Stored records
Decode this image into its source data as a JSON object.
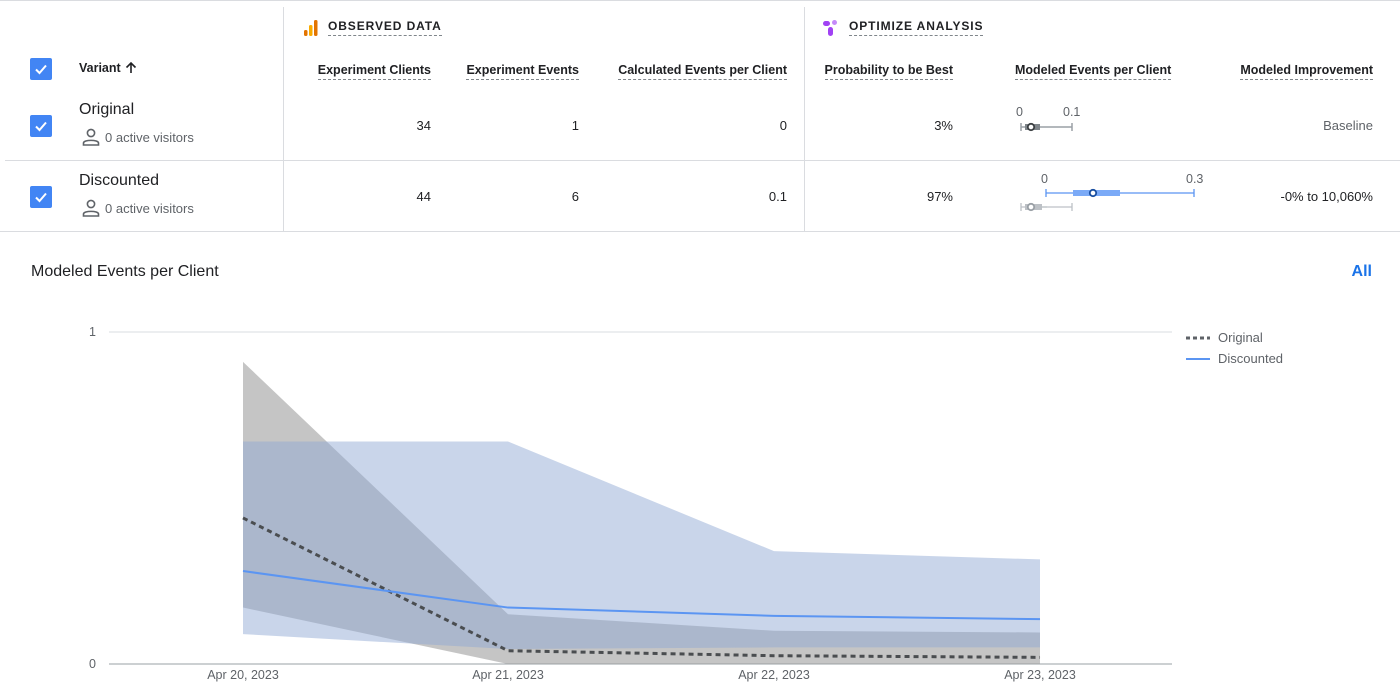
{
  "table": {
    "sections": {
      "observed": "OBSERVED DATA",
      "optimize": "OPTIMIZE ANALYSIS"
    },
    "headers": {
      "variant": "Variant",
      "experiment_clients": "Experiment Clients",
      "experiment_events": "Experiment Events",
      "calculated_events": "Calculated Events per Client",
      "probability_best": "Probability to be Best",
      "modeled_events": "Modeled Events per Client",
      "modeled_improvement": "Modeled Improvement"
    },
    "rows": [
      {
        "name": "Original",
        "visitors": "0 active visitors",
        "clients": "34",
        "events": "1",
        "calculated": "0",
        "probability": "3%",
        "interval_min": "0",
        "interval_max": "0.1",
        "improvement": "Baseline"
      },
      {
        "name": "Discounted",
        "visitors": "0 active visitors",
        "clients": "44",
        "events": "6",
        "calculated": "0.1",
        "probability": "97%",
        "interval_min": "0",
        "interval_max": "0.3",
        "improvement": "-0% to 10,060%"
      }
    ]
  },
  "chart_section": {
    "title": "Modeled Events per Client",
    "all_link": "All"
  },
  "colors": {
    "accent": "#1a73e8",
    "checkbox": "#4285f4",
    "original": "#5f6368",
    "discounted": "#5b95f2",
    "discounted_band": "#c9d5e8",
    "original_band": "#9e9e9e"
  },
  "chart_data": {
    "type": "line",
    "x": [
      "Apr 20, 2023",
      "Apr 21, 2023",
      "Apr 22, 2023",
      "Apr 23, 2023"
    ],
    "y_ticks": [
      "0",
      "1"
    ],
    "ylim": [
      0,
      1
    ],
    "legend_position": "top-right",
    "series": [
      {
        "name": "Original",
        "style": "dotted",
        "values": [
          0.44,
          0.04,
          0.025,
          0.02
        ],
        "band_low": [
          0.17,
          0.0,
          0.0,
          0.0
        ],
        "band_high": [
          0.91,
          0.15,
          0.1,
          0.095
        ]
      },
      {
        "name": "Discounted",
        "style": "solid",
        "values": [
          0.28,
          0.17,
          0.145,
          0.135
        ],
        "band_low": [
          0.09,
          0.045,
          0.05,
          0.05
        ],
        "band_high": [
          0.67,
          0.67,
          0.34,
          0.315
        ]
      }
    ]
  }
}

TASK BRIEF:
Without the pictures, restate all of the entries above verbatim.

SOLUTION TO THIS TASK:
Decode this image into its source data as a JSON object.
{
  "table": {
    "sections": {
      "observed": "OBSERVED DATA",
      "optimize": "OPTIMIZE ANALYSIS"
    },
    "headers": {
      "variant": "Variant",
      "experiment_clients": "Experiment Clients",
      "experiment_events": "Experiment Events",
      "calculated_events": "Calculated Events per Client",
      "probability_best": "Probability to be Best",
      "modeled_events": "Modeled Events per Client",
      "modeled_improvement": "Modeled Improvement"
    },
    "rows": [
      {
        "name": "Original",
        "visitors": "0 active visitors",
        "clients": "34",
        "events": "1",
        "calculated": "0",
        "probability": "3%",
        "interval_min": "0",
        "interval_max": "0.1",
        "improvement": "Baseline"
      },
      {
        "name": "Discounted",
        "visitors": "0 active visitors",
        "clients": "44",
        "events": "6",
        "calculated": "0.1",
        "probability": "97%",
        "interval_min": "0",
        "interval_max": "0.3",
        "improvement": "-0% to 10,060%"
      }
    ]
  },
  "chart_section": {
    "title": "Modeled Events per Client",
    "all_link": "All"
  },
  "colors": {
    "accent": "#1a73e8",
    "checkbox": "#4285f4",
    "original": "#5f6368",
    "discounted": "#5b95f2",
    "discounted_band": "#c9d5e8",
    "original_band": "#9e9e9e"
  },
  "chart_data": {
    "type": "line",
    "x": [
      "Apr 20, 2023",
      "Apr 21, 2023",
      "Apr 22, 2023",
      "Apr 23, 2023"
    ],
    "y_ticks": [
      "0",
      "1"
    ],
    "ylim": [
      0,
      1
    ],
    "legend_position": "top-right",
    "series": [
      {
        "name": "Original",
        "style": "dotted",
        "values": [
          0.44,
          0.04,
          0.025,
          0.02
        ],
        "band_low": [
          0.17,
          0.0,
          0.0,
          0.0
        ],
        "band_high": [
          0.91,
          0.15,
          0.1,
          0.095
        ]
      },
      {
        "name": "Discounted",
        "style": "solid",
        "values": [
          0.28,
          0.17,
          0.145,
          0.135
        ],
        "band_low": [
          0.09,
          0.045,
          0.05,
          0.05
        ],
        "band_high": [
          0.67,
          0.67,
          0.34,
          0.315
        ]
      }
    ]
  }
}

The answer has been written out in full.